Tally the lines with the word "τόπον" and report the number alone.

Records excerpted from a collection:
☆ ☆ ☆ ☆

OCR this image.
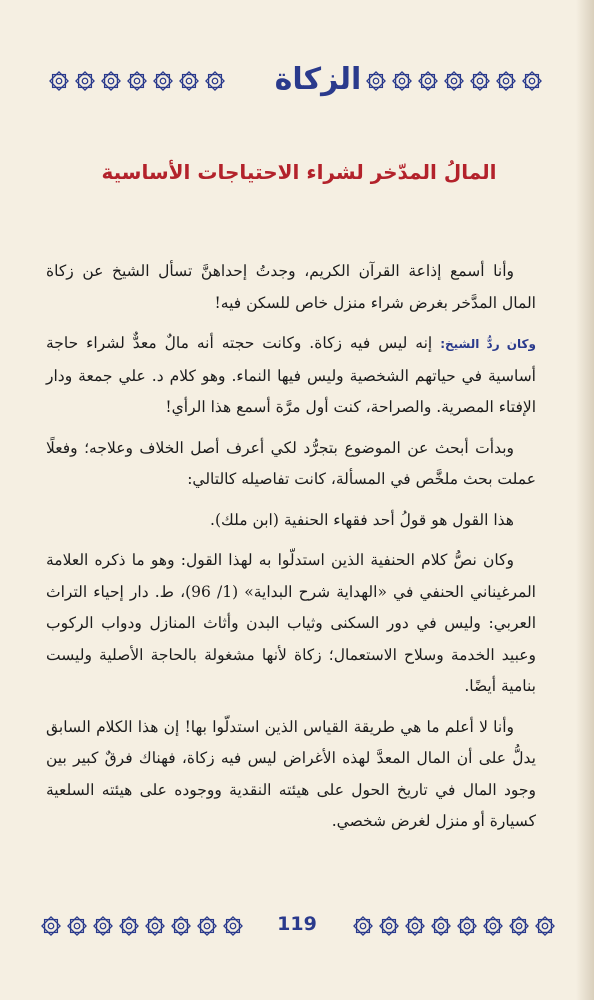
الزكاة
المالُ المدّخر لشراء الاحتياجات الأساسية

وأنا أسمع إذاعة القرآن الكريم، وجدتُ إحداهنَّ تسأل الشيخ عن زكاة المال المدَّخر بغرض شراء منزل خاص للسكن فيه!

وكان ردُّ الشيخ: إنه ليس فيه زكاة. وكانت حجته أنه مالٌ معدٌّ لشراء حاجة أساسية في حياتهم الشخصية وليس فيها النماء. وهو كلام د. علي جمعة ودار الإفتاء المصرية. والصراحة، كنت أول مرَّة أسمع هذا الرأي!

وبدأت أبحث عن الموضوع بتجرُّد لكي أعرف أصل الخلاف وعلاجه؛ وفعلًا عملت بحث ملخَّص في المسألة، كانت تفاصيله كالتالي:

هذا القول هو قولُ أحد فقهاء الحنفية (ابن ملك).

وكان نصُّ كلام الحنفية الذين استدلّوا به لهذا القول: وهو ما ذكره العلامة المرغيناني الحنفي في «الهداية شرح البداية» (1/ 96)، ط. دار إحياء التراث العربي: وليس في دور السكنى وثياب البدن وأثاث المنازل ودواب الركوب وعبيد الخدمة وسلاح الاستعمال؛ زكاة لأنها مشغولة بالحاجة الأصلية وليست بنامية أيضًا.

وأنا لا أعلم ما هي طريقة القياس الذين استدلّوا بها! إن هذا الكلام السابق يدلُّ على أن المال المعدَّ لهذه الأغراض ليس فيه زكاة، فهناك فرقٌ كبير بين وجود المال في تاريخ الحول على هيئته النقدية ووجوده على هيئته السلعية كسيارة أو منزل لغرض شخصي.

119
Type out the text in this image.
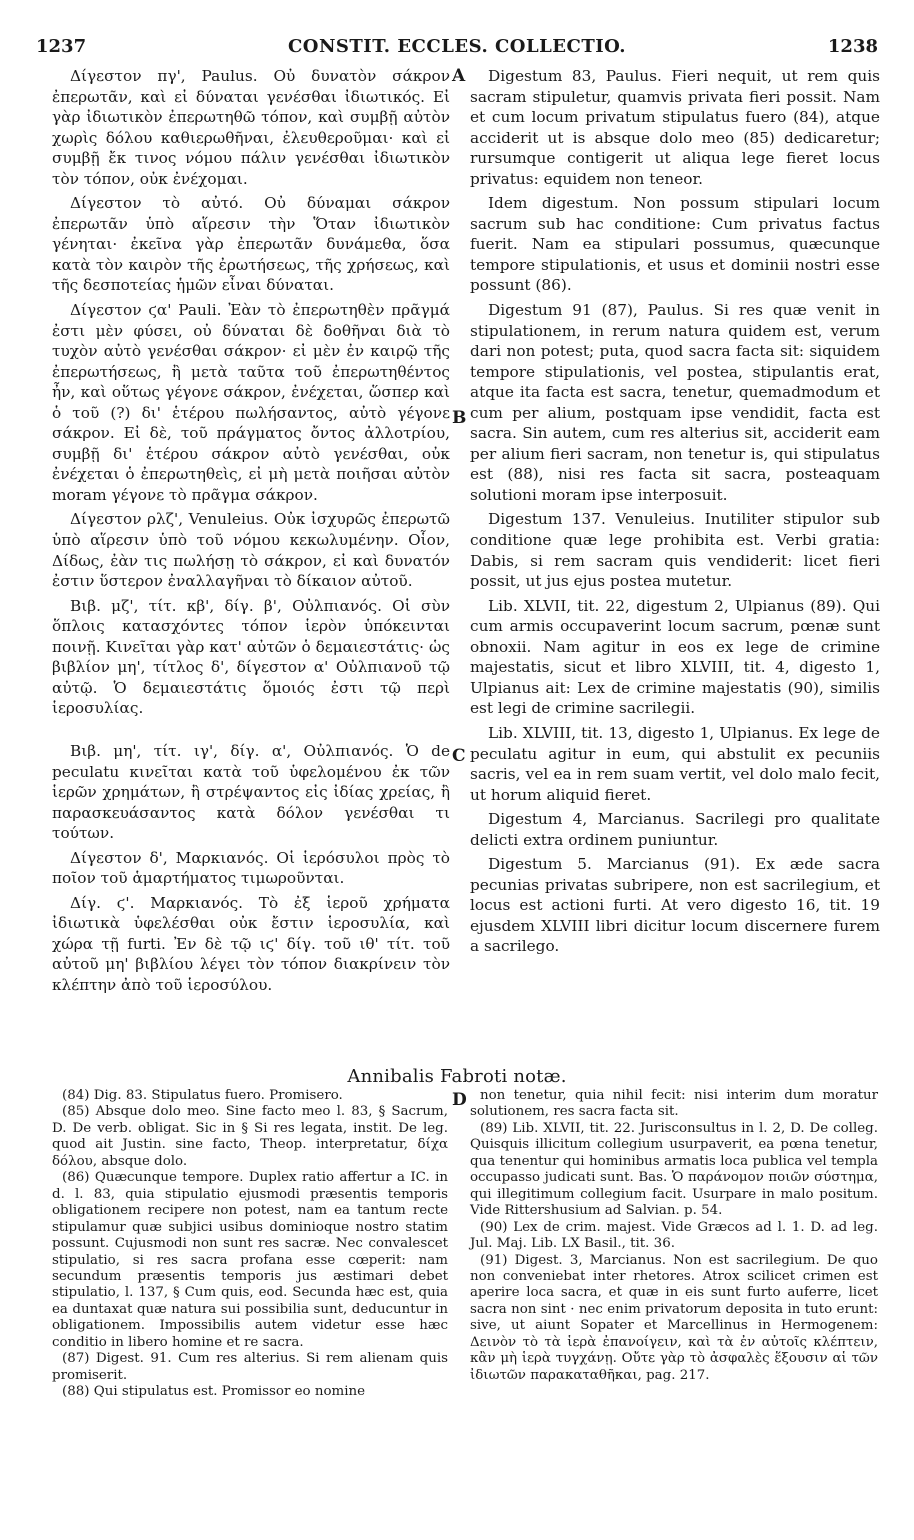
1237	CONSTIT. ECCLES. COLLECTIO.	1238

Δίγεστον πγ', Paulus. Οὐ δυνατὸν σάκρον ἐπερωτᾶν, καὶ εἰ δύναται γενέσθαι ἰδιωτικός. Εἰ γὰρ ἰδιωτικὸν ἐπερωτηθῶ τόπον, καὶ συμβῇ αὐτὸν χωρὶς δόλου καθιερωθῆναι, ἐλευθεροῦμαι· καὶ εἰ συμβῇ ἔκ τινος νόμου πάλιν γενέσθαι ἰδιωτικὸν τὸν τόπον, οὐκ ἐνέχομαι.

Δίγεστον τὸ αὐτό. Οὐ δύναμαι σάκρον ἐπερωτᾶν ὑπὸ αἵρεσιν τὴν Ὅταν ἰδιωτικὸν γένηται· ἐκεῖνα γὰρ ἐπερωτᾶν δυνάμεθα, ὅσα κατὰ τὸν καιρὸν τῆς ἐρωτήσεως, τῆς χρήσεως, καὶ τῆς δεσποτείας ἡμῶν εἶναι δύναται.

Δίγεστον ϛα' Pauli. Ἐὰν τὸ ἐπερωτηθὲν πρᾶγμά ἐστι μὲν φύσει, οὐ δύναται δὲ δοθῆναι διὰ τὸ τυχὸν αὐτὸ γενέσθαι σάκρον· εἰ μὲν ἐν καιρῷ τῆς ἐπερωτήσεως, ἢ μετὰ ταῦτα τοῦ ἐπερωτηθέντος ἦν, καὶ οὕτως γέγονε σάκρον, ἐνέχεται, ὥσπερ καὶ ὁ τοῦ (?) δι' ἑτέρου πωλήσαντος, αὐτὸ γέγονε σάκρον. Εἰ δὲ, τοῦ πράγματος ὄντος ἀλλοτρίου, συμβῇ δι' ἑτέρου σάκρον αὐτὸ γενέσθαι, οὐκ ἐνέχεται ὁ ἐπερωτηθεὶς, εἰ μὴ μετὰ ποιῆσαι αὐτὸν moram γέγονε τὸ πρᾶγμα σάκρον.

Δίγεστον ρλζ', Venuleius. Οὐκ ἰσχυρῶς ἐπερωτῶ ὑπὸ αἵρεσιν ὑπὸ τοῦ νόμου κεκωλυμένην. Οἷον, Δίδως, ἐὰν τις πωλήσῃ τὸ σάκρον, εἰ καὶ δυνατόν ἐστιν ὕστερον ἐναλλαγῆναι τὸ δίκαιον αὐτοῦ.

Βιβ. μζ', τίτ. κβ', δίγ. β', Οὐλπιανός. Οἱ σὺν ὅπλοις κατασχόντες τόπον ἱερὸν ὑπόκεινται ποινῇ. Κινεῖται γὰρ κατ' αὐτῶν ὁ δεμαιεστάτις· ὡς βιβλίον μη', τίτλος δ', δίγεστον α' Οὐλπιανοῦ τῷ αὐτῷ. Ὁ δεμαιεστάτις ὅμοιός ἐστι τῷ περὶ ἱεροσυλίας.

Βιβ. μη', τίτ. ιγ', δίγ. α', Οὐλπιανός. Ὁ de peculatu κινεῖται κατὰ τοῦ ὑφελομένου ἐκ τῶν ἱερῶν χρημάτων, ἢ στρέψαντος εἰς ἰδίας χρείας, ἢ παρασκευάσαντος κατὰ δόλον γενέσθαι τι τούτων.

Δίγεστον δ', Μαρκιανός. Οἱ ἱερόσυλοι πρὸς τὸ ποῖον τοῦ ἁμαρτήματος τιμωροῦνται.

Δίγ. ϛ'. Μαρκιανός. Τὸ ἐξ ἱεροῦ χρήματα ἰδιωτικὰ ὑφελέσθαι οὐκ ἔστιν ἱεροσυλία, καὶ χώρα τῇ furti. Ἐν δὲ τῷ ιϛ' δίγ. τοῦ ιθ' τίτ. τοῦ αὐτοῦ μη' βιβλίου λέγει τὸν τόπον διακρίνειν τὸν κλέπτην ἀπὸ τοῦ ἱεροσύλου.

A
B
C

Digestum 83, Paulus. Fieri nequit, ut rem quis sacram stipuletur, quamvis privata fieri possit. Nam et cum locum privatum stipulatus fuero (84), atque acciderit ut is absque dolo meo (85) dedicaretur; rursumque contigerit ut aliqua lege fieret locus privatus: equidem non teneor.

Idem digestum. Non possum stipulari locum sacrum sub hac conditione: Cum privatus factus fuerit. Nam ea stipulari possumus, quæcunque tempore stipulationis, et usus et dominii nostri esse possunt (86).

Digestum 91 (87), Paulus. Si res quæ venit in stipulationem, in rerum natura quidem est, verum dari non potest; puta, quod sacra facta sit: siquidem tempore stipulationis, vel postea, stipulantis erat, atque ita facta est sacra, tenetur, quemadmodum et cum per alium, postquam ipse vendidit, facta est sacra. Sin autem, cum res alterius sit, acciderit eam per alium fieri sacram, non tenetur is, qui stipulatus est (88), nisi res facta sit sacra, posteaquam solutioni moram ipse interposuit.

Digestum 137. Venuleius. Inutiliter stipulor sub conditione quæ lege prohibita est. Verbi gratia: Dabis, si rem sacram quis vendiderit: licet fieri possit, ut jus ejus postea mutetur.

Lib. XLVII, tit. 22, digestum 2, Ulpianus (89). Qui cum armis occupaverint locum sacrum, pœnæ sunt obnoxii. Nam agitur in eos ex lege de crimine majestatis, sicut et libro XLVIII, tit. 4, digesto 1, Ulpianus ait: Lex de crimine majestatis (90), similis est legi de crimine sacrilegii.

Lib. XLVIII, tit. 13, digesto 1, Ulpianus. Ex lege de peculatu agitur in eum, qui abstulit ex pecuniis sacris, vel ea in rem suam vertit, vel dolo malo fecit, ut horum aliquid fieret.

Digestum 4, Marcianus. Sacrilegi pro qualitate delicti extra ordinem puniuntur.

Digestum 5. Marcianus (91). Ex æde sacra pecunias privatas subripere, non est sacrilegium, et locus est actioni furti. At vero digesto 16, tit. 19 ejusdem XLVIII libri dicitur locum discernere furem a sacrilego.

Annibalis Fabroti notæ.
D

(84) Dig. 83. Stipulatus fuero. Promisero.

(85) Absque dolo meo. Sine facto meo l. 83, § Sacrum, D. De verb. obligat. Sic in § Si res legata, instit. De leg. quod ait Justin. sine facto, Theop. interpretatur, δίχα δόλου, absque dolo.

(86) Quæcunque tempore. Duplex ratio affertur a IC. in d. l. 83, quia stipulatio ejusmodi præsentis temporis obligationem recipere non potest, nam ea tantum recte stipulamur quæ subjici usibus dominioque nostro statim possunt. Cujusmodi non sunt res sacræ. Nec convalescet stipulatio, si res sacra profana esse cœperit: nam secundum præsentis temporis jus æstimari debet stipulatio, l. 137, § Cum quis, eod. Secunda hæc est, quia ea duntaxat quæ natura sui possibilia sunt, deducuntur in obligationem. Impossibilis autem videtur esse hæc conditio in libero homine et re sacra.

(87) Digest. 91. Cum res alterius. Si rem alienam quis promiserit.

(88) Qui stipulatus est. Promissor eo nomine

non tenetur, quia nihil fecit: nisi interim dum moratur solutionem, res sacra facta sit.

(89) Lib. XLVII, tit. 22. Jurisconsultus in l. 2, D. De colleg. Quisquis illicitum collegium usurpaverit, ea pœna tenetur, qua tenentur qui hominibus armatis loca publica vel templa occupasso judicati sunt. Bas. Ὁ παράνομον ποιῶν σύστημα, qui illegitimum collegium facit. Usurpare in malo positum. Vide Rittershusium ad Salvian. p. 54.

(90) Lex de crim. majest. Vide Græcos ad l. 1. D. ad leg. Jul. Maj. Lib. LX Basil., tit. 36.

(91) Digest. 3, Marcianus. Non est sacrilegium. De quo non conveniebat inter rhetores. Atrox scilicet crimen est aperire loca sacra, et quæ in eis sunt furto auferre, licet sacra non sint · nec enim privatorum deposita in tuto erunt: sive, ut aiunt Sopater et Marcellinus in Hermogenem: Δεινὸν τὸ τὰ ἱερὰ ἐπανοίγειν, καὶ τὰ ἐν αὐτοῖς κλέπτειν, κἂν μὴ ἱερὰ τυγχάνῃ. Οὔτε γὰρ τὸ ἀσφαλὲς ἕξουσιν αἱ τῶν ἰδιωτῶν παρακαταθῆκαι, pag. 217.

☆ ☆ ☆ ☆

Complete answer. 3